** start **

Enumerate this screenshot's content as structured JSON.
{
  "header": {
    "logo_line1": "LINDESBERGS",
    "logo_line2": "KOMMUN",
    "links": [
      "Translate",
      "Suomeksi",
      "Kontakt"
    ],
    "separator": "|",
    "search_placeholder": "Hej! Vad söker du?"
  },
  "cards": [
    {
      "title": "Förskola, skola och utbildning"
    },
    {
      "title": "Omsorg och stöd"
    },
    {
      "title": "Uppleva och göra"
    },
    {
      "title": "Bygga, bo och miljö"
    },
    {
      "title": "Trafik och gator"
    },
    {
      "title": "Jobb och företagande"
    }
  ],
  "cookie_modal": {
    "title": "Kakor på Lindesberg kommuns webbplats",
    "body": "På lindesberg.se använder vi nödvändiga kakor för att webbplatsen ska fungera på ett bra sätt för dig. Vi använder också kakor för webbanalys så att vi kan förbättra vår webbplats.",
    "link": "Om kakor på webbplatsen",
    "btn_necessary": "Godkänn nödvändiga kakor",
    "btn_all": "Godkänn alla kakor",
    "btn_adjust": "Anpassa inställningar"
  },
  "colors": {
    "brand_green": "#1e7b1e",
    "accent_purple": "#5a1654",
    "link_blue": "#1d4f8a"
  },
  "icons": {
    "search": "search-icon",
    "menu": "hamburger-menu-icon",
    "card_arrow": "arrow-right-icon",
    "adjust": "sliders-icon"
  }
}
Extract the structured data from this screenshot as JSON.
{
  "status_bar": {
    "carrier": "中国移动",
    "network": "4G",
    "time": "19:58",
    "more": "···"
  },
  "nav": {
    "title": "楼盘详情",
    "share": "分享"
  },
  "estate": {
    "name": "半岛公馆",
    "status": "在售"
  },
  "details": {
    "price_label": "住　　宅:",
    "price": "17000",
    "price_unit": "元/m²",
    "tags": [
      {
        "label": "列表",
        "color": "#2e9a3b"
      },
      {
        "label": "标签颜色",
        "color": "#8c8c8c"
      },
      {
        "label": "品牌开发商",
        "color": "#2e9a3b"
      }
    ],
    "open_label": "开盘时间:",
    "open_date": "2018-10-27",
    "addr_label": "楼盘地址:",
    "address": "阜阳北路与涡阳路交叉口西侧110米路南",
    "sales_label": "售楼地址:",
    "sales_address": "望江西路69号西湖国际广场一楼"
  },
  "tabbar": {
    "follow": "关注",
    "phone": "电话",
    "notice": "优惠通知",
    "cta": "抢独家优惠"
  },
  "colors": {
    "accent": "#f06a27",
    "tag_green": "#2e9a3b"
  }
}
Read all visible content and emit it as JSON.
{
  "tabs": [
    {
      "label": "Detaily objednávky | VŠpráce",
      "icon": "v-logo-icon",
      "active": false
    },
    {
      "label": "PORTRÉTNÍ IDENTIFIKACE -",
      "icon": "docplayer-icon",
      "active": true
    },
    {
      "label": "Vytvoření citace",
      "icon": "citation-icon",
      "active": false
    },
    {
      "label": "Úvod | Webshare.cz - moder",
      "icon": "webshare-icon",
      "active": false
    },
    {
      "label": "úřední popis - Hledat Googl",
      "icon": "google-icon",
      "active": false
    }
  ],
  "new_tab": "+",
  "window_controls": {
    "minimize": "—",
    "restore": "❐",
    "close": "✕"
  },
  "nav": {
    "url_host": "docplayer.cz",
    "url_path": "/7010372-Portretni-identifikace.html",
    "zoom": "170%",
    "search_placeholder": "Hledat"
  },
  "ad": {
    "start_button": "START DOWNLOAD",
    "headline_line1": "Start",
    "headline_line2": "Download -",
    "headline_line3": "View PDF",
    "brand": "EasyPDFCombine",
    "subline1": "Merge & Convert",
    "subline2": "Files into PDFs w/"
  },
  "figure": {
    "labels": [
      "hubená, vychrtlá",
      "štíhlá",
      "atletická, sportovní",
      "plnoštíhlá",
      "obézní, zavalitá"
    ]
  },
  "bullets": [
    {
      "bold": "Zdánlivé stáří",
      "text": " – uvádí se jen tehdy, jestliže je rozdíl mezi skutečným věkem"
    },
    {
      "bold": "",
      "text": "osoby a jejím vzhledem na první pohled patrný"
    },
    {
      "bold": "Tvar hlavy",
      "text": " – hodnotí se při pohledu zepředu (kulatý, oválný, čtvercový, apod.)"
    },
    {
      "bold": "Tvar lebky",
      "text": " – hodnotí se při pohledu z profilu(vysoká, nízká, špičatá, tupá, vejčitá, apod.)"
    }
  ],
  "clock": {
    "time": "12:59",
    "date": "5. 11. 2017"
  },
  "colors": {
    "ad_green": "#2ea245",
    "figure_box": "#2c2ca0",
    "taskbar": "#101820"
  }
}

** end **

STATED EXERCISE:
Count the lines of the listing above that include the word "bold" and state the total with nothing else.

REPLY:
4